◆ **WRITTEN INSTRUCTION**: Pull each line containing "changes" out of the data and copy it.

◆ **GIVEN INFORMATION**:
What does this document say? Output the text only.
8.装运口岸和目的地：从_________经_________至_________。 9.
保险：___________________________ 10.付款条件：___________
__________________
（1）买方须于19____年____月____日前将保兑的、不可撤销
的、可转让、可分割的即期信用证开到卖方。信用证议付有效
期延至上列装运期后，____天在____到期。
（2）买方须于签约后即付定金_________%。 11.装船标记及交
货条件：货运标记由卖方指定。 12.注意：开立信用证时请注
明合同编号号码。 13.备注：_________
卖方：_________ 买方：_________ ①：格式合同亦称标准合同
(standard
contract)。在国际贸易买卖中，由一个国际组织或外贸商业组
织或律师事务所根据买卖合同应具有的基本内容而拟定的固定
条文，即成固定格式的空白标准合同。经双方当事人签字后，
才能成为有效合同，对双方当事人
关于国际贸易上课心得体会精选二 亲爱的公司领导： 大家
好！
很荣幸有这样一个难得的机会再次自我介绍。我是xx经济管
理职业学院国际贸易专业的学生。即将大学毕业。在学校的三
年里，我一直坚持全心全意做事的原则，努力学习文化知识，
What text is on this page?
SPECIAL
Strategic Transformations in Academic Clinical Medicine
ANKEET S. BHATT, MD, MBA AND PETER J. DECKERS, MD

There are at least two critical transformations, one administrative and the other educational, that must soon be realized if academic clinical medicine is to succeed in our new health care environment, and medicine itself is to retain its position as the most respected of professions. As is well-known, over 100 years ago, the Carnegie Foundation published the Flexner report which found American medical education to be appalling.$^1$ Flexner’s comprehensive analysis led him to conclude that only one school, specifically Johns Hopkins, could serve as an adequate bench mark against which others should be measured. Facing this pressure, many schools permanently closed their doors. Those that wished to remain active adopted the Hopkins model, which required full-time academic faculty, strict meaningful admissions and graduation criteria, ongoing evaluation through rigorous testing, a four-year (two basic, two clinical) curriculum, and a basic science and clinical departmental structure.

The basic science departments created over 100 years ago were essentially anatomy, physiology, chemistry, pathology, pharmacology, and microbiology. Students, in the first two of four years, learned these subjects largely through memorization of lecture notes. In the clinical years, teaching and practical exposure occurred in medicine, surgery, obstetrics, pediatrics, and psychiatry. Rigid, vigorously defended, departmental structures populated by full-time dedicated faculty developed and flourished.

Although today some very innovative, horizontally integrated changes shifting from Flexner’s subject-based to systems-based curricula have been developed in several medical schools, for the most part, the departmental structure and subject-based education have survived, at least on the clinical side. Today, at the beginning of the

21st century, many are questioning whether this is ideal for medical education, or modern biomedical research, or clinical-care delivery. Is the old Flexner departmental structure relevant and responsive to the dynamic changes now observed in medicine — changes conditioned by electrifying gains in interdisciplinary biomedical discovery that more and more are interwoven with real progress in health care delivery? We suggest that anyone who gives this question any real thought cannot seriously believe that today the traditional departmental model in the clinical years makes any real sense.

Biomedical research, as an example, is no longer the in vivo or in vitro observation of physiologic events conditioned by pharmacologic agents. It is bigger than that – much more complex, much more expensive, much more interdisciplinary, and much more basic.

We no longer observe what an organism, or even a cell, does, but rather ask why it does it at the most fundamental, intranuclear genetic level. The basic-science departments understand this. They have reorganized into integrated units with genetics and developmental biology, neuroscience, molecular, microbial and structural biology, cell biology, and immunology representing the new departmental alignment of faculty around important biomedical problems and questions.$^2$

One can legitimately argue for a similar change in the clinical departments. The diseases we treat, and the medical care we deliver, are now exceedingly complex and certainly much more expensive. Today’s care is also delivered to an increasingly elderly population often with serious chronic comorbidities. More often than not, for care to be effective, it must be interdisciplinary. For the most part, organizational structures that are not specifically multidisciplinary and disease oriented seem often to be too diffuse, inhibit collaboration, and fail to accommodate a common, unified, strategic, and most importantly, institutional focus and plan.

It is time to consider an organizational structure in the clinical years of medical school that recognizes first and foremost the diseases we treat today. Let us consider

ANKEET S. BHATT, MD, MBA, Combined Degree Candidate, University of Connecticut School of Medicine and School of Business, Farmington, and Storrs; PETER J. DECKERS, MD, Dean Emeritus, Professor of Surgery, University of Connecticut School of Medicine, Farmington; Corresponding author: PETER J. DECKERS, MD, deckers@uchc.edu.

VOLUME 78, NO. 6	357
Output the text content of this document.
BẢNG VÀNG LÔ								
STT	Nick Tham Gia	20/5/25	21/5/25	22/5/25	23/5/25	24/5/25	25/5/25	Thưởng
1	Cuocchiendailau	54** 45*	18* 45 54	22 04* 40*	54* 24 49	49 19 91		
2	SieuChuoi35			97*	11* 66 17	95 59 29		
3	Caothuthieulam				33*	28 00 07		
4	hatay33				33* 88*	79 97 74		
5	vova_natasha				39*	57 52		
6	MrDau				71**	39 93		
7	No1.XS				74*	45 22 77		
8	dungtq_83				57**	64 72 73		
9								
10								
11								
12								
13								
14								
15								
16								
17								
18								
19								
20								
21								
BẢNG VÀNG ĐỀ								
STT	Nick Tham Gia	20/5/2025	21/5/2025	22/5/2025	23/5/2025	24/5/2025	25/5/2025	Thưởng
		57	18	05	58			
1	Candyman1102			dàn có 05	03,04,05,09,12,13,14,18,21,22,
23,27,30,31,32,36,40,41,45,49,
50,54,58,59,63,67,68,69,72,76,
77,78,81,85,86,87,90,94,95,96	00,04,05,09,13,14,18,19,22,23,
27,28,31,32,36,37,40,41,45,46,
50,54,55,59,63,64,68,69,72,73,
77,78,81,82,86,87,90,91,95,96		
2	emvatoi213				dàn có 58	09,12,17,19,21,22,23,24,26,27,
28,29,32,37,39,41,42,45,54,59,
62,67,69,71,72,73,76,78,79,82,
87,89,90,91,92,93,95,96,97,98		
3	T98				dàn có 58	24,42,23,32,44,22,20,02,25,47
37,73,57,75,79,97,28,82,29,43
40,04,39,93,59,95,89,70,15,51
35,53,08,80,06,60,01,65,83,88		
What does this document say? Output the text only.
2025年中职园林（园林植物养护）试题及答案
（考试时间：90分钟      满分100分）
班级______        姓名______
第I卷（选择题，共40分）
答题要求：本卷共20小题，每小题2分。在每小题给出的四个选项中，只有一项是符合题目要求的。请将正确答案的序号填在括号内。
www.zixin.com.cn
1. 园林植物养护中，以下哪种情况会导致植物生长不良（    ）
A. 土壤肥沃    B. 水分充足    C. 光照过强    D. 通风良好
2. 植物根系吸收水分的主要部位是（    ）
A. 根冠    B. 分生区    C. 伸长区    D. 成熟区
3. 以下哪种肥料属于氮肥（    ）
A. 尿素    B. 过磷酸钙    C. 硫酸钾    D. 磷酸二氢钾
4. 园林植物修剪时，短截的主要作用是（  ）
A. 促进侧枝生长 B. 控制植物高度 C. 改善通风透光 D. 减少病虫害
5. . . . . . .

◆ **ANSWER**:
Although today some very innovative, horizontally integrated changes shifting from Flexner’s subject-based to systems-based curricula have been developed in several medical schools, for the most part, the departmental structure and subject-based education have survived, at least on the clinical side. Today, at the beginning of the
21st century, many are questioning whether this is ideal for medical education, or modern biomedical research, or clinical-care delivery. Is the old Flexner departmental structure relevant and responsive to the dynamic changes now observed in medicine — changes conditioned by electrifying gains in interdisciplinary biomedical discovery that more and more are interwoven with real progress in health care delivery? We suggest that anyone who gives this question any real thought cannot seriously believe that today the traditional departmental model in the clinical years makes any real sense.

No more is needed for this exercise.